#### GIVEN INSTRUCTION:
Take the material below and write it all out again exactly.

━━━━━ EXTRACTED ENTRIES

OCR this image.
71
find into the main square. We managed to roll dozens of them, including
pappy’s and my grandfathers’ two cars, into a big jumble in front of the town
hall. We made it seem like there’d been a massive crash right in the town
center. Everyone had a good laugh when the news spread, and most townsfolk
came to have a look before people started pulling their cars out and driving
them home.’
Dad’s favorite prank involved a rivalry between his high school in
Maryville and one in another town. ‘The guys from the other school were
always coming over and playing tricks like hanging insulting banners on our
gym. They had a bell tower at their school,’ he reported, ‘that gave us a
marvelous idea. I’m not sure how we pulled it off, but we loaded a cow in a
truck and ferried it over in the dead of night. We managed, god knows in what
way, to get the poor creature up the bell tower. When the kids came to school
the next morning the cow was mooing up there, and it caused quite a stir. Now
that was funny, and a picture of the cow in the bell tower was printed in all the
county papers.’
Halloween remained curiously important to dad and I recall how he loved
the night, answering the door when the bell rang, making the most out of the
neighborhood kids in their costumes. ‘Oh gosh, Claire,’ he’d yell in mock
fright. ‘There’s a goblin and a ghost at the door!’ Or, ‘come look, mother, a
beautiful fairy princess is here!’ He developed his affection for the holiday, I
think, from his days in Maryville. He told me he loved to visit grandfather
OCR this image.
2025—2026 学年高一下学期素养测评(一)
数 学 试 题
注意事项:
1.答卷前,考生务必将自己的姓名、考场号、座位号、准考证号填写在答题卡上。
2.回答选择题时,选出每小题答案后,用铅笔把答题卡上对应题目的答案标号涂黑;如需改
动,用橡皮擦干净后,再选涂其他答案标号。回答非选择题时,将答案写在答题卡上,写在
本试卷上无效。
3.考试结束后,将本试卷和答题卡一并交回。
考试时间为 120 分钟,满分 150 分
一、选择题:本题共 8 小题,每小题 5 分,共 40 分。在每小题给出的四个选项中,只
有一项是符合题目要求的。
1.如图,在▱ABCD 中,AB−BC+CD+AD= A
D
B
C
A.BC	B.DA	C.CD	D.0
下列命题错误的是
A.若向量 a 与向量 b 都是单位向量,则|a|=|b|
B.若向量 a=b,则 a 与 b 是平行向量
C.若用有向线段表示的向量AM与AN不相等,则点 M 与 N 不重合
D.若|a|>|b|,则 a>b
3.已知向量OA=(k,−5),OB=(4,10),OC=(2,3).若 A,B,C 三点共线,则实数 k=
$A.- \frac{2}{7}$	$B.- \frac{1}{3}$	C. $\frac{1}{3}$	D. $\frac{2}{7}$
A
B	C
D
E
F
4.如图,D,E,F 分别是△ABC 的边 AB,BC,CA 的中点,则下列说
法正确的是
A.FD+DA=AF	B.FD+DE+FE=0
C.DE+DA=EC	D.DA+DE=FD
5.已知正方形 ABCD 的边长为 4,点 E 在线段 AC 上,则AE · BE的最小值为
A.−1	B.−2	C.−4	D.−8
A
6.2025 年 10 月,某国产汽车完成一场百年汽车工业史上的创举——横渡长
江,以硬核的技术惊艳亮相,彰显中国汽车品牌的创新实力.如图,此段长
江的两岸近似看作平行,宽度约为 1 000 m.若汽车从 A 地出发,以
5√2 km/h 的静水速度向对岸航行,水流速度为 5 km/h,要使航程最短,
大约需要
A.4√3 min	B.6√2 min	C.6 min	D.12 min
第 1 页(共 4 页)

━━━━━━━━━━

#### FULL OUTPUT:
OCR this image.
71
find into the main square. We managed to roll dozens of them, including
pappy’s and my grandfathers’ two cars, into a big jumble in front of the town
hall. We made it seem like there’d been a massive crash right in the town
center. Everyone had a good laugh when the news spread, and most townsfolk
came to have a look before people started pulling their cars out and driving
them home.’
Dad’s favorite prank involved a rivalry between his high school in
Maryville and one in another town. ‘The guys from the other school were
always coming over and playing tricks like hanging insulting banners on our
gym. They had a bell tower at their school,’ he reported, ‘that gave us a
marvelous idea. I’m not sure how we pulled it off, but we loaded a cow in a
truck and ferried it over in the dead of night. We managed, god knows in what
way, to get the poor creature up the bell tower. When the kids came to school
the next morning the cow was mooing up there, and it caused quite a stir. Now
that was funny, and a picture of the cow in the bell tower was printed in all the
county papers.’
Halloween remained curiously important to dad and I recall how he loved
the night, answering the door when the bell rang, making the most out of the
neighborhood kids in their costumes. ‘Oh gosh, Claire,’ he’d yell in mock
fright. ‘There’s a goblin and a ghost at the door!’ Or, ‘come look, mother, a
beautiful fairy princess is here!’ He developed his affection for the holiday, I
think, from his days in Maryville. He told me he loved to visit grandfather
OCR this image.
2025—2026 学年高一下学期素养测评(一)
数 学 试 题
注意事项:
1.答卷前,考生务必将自己的姓名、考场号、座位号、准考证号填写在答题卡上。
2.回答选择题时,选出每小题答案后,用铅笔把答题卡上对应题目的答案标号涂黑;如需改
动,用橡皮擦干净后,再选涂其他答案标号。回答非选择题时,将答案写在答题卡上,写在
本试卷上无效。
3.考试结束后,将本试卷和答题卡一并交回。
考试时间为 120 分钟,满分 150 分
一、选择题:本题共 8 小题,每小题 5 分,共 40 分。在每小题给出的四个选项中,只
有一项是符合题目要求的。
1.如图,在▱ABCD 中,AB−BC+CD+AD= A
D
B
C
A.BC	B.DA	C.CD	D.0
下列命题错误的是
A.若向量 a 与向量 b 都是单位向量,则|a|=|b|
B.若向量 a=b,则 a 与 b 是平行向量
C.若用有向线段表示的向量AM与AN不相等,则点 M 与 N 不重合
D.若|a|>|b|,则 a>b
3.已知向量OA=(k,−5),OB=(4,10),OC=(2,3).若 A,B,C 三点共线,则实数 k=
$A.- \frac{2}{7}$	$B.- \frac{1}{3}$	C. $\frac{1}{3}$	D. $\frac{2}{7}$
A
B	C
D
E
F
4.如图,D,E,F 分别是△ABC 的边 AB,BC,CA 的中点,则下列说
法正确的是
A.FD+DA=AF	B.FD+DE+FE=0
C.DE+DA=EC	D.DA+DE=FD
5.已知正方形 ABCD 的边长为 4,点 E 在线段 AC 上,则AE · BE的最小值为
A.−1	B.−2	C.−4	D.−8
A
6.2025 年 10 月,某国产汽车完成一场百年汽车工业史上的创举——横渡长
江,以硬核的技术惊艳亮相,彰显中国汽车品牌的创新实力.如图,此段长
江的两岸近似看作平行,宽度约为 1 000 m.若汽车从 A 地出发,以
5√2 km/h 的静水速度向对岸航行,水流速度为 5 km/h,要使航程最短,
大约需要
A.4√3 min	B.6√2 min	C.6 min	D.12 min
第 1 页(共 4 页)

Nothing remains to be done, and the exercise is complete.